*Supplied data*:
========
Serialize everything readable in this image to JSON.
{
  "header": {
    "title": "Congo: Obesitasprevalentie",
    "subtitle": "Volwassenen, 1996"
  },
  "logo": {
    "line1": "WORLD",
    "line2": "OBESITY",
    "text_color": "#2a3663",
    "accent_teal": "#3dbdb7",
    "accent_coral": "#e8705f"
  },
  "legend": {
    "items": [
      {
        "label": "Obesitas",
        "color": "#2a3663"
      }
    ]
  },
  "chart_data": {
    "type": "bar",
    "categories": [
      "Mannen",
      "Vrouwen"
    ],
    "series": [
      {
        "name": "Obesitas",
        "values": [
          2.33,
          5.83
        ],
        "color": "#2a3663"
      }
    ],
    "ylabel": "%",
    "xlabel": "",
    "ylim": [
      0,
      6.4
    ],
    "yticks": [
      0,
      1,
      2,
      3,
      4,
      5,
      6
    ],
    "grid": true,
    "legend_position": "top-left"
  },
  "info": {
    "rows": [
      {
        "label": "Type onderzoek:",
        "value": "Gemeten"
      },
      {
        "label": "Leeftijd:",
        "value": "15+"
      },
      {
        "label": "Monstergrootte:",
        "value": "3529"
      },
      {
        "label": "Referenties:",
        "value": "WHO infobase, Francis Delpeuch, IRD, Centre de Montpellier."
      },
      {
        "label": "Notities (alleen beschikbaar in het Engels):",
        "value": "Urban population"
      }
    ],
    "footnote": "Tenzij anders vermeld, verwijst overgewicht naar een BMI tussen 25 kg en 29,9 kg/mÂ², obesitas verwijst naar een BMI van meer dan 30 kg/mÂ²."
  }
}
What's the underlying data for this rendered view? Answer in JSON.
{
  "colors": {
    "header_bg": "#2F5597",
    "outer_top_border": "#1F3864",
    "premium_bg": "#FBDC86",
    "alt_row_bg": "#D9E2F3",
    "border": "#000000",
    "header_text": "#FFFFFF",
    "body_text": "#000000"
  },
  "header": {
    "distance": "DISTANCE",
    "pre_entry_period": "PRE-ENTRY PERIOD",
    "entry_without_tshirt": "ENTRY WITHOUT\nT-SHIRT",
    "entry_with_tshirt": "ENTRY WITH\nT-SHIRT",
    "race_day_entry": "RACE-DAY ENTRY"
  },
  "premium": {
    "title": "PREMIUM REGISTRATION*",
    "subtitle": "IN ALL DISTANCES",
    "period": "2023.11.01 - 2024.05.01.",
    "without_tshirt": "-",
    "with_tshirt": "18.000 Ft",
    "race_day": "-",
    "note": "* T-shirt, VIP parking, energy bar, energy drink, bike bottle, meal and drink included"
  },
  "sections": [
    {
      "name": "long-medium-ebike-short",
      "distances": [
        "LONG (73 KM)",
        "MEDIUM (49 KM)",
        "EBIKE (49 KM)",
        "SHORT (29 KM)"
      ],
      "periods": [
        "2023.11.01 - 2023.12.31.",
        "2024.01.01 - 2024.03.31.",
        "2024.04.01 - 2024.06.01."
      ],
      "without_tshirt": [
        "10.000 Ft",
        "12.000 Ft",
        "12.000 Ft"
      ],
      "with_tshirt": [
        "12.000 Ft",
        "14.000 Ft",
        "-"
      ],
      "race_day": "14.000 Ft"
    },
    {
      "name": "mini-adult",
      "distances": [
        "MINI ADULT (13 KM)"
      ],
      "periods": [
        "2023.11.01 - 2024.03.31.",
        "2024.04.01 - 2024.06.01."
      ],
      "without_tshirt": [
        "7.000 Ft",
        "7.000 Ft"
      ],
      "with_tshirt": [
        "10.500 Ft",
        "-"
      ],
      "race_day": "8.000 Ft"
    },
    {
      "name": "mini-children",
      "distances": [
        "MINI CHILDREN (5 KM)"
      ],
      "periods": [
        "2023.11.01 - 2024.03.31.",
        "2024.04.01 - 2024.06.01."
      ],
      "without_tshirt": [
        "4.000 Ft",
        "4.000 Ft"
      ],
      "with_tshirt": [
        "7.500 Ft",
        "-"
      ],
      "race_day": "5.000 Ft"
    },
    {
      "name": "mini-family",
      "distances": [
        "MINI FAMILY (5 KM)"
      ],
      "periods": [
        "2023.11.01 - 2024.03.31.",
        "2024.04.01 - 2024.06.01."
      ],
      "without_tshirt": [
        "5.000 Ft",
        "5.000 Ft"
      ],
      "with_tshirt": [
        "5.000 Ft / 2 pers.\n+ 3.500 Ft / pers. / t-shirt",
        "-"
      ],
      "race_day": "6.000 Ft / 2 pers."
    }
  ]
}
========
*Task prompt*: Collect each line of the entries that has the word "JSON", copying it in full.

*Answer to the task*:
Serialize everything readable in this image to JSON.
What's the underlying data for this rendered view? Answer in JSON.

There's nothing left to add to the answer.